— Start —

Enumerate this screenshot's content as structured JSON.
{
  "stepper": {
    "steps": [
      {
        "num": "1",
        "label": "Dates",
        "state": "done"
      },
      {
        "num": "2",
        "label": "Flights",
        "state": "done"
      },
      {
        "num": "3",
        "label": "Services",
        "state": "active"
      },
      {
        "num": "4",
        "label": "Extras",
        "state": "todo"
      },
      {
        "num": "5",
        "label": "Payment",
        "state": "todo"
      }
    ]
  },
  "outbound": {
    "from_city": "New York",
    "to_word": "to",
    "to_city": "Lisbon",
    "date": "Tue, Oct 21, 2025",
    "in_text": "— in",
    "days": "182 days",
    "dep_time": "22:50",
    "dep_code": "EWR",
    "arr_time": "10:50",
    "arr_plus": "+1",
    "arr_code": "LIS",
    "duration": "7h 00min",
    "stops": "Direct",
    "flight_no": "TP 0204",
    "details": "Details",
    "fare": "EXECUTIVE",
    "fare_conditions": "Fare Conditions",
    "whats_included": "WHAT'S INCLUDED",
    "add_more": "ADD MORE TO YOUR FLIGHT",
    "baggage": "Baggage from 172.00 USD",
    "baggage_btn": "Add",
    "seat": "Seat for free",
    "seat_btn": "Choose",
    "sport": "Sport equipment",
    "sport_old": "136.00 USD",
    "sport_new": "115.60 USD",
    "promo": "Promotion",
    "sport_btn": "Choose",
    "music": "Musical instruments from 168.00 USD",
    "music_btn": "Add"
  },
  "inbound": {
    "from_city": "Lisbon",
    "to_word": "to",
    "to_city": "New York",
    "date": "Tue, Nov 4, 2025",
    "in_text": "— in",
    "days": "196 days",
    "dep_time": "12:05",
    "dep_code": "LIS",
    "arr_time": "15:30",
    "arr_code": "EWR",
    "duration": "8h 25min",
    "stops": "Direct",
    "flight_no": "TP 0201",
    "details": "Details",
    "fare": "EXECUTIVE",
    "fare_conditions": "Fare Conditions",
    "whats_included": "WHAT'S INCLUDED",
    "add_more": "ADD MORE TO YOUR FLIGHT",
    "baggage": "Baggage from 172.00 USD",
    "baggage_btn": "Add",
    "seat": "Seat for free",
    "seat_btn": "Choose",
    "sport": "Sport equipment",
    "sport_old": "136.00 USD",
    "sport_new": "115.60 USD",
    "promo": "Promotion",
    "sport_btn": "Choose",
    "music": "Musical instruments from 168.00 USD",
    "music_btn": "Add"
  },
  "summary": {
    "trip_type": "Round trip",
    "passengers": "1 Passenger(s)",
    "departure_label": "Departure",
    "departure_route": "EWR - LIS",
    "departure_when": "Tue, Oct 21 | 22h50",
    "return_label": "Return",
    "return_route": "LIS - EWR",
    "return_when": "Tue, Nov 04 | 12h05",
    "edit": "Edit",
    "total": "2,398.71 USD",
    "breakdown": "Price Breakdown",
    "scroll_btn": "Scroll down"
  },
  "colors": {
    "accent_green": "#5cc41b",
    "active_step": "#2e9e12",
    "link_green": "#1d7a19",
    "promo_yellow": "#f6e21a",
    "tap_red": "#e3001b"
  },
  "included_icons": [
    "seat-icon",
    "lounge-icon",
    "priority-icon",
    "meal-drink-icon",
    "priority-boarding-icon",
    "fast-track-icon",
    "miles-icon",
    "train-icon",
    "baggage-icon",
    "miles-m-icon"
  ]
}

— End —

OBJECTIVE → All the entries above need to be reproduced exactly.

WRITTEN SOLUTION →
Enumerate this screenshot's content as structured JSON.
{
  "stepper": {
    "steps": [
      {
        "num": "1",
        "label": "Dates",
        "state": "done"
      },
      {
        "num": "2",
        "label": "Flights",
        "state": "done"
      },
      {
        "num": "3",
        "label": "Services",
        "state": "active"
      },
      {
        "num": "4",
        "label": "Extras",
        "state": "todo"
      },
      {
        "num": "5",
        "label": "Payment",
        "state": "todo"
      }
    ]
  },
  "outbound": {
    "from_city": "New York",
    "to_word": "to",
    "to_city": "Lisbon",
    "date": "Tue, Oct 21, 2025",
    "in_text": "— in",
    "days": "182 days",
    "dep_time": "22:50",
    "dep_code": "EWR",
    "arr_time": "10:50",
    "arr_plus": "+1",
    "arr_code": "LIS",
    "duration": "7h 00min",
    "stops": "Direct",
    "flight_no": "TP 0204",
    "details": "Details",
    "fare": "EXECUTIVE",
    "fare_conditions": "Fare Conditions",
    "whats_included": "WHAT'S INCLUDED",
    "add_more": "ADD MORE TO YOUR FLIGHT",
    "baggage": "Baggage from 172.00 USD",
    "baggage_btn": "Add",
    "seat": "Seat for free",
    "seat_btn": "Choose",
    "sport": "Sport equipment",
    "sport_old": "136.00 USD",
    "sport_new": "115.60 USD",
    "promo": "Promotion",
    "sport_btn": "Choose",
    "music": "Musical instruments from 168.00 USD",
    "music_btn": "Add"
  },
  "inbound": {
    "from_city": "Lisbon",
    "to_word": "to",
    "to_city": "New York",
    "date": "Tue, Nov 4, 2025",
    "in_text": "— in",
    "days": "196 days",
    "dep_time": "12:05",
    "dep_code": "LIS",
    "arr_time": "15:30",
    "arr_code": "EWR",
    "duration": "8h 25min",
    "stops": "Direct",
    "flight_no": "TP 0201",
    "details": "Details",
    "fare": "EXECUTIVE",
    "fare_conditions": "Fare Conditions",
    "whats_included": "WHAT'S INCLUDED",
    "add_more": "ADD MORE TO YOUR FLIGHT",
    "baggage": "Baggage from 172.00 USD",
    "baggage_btn": "Add",
    "seat": "Seat for free",
    "seat_btn": "Choose",
    "sport": "Sport equipment",
    "sport_old": "136.00 USD",
    "sport_new": "115.60 USD",
    "promo": "Promotion",
    "sport_btn": "Choose",
    "music": "Musical instruments from 168.00 USD",
    "music_btn": "Add"
  },
  "summary": {
    "trip_type": "Round trip",
    "passengers": "1 Passenger(s)",
    "departure_label": "Departure",
    "departure_route": "EWR - LIS",
    "departure_when": "Tue, Oct 21 | 22h50",
    "return_label": "Return",
    "return_route": "LIS - EWR",
    "return_when": "Tue, Nov 04 | 12h05",
    "edit": "Edit",
    "total": "2,398.71 USD",
    "breakdown": "Price Breakdown",
    "scroll_btn": "Scroll down"
  },
  "colors": {
    "accent_green": "#5cc41b",
    "active_step": "#2e9e12",
    "link_green": "#1d7a19",
    "promo_yellow": "#f6e21a",
    "tap_red": "#e3001b"
  },
  "included_icons": [
    "seat-icon",
    "lounge-icon",
    "priority-icon",
    "meal-drink-icon",
    "priority-boarding-icon",
    "fast-track-icon",
    "miles-icon",
    "train-icon",
    "baggage-icon",
    "miles-m-icon"
  ]
}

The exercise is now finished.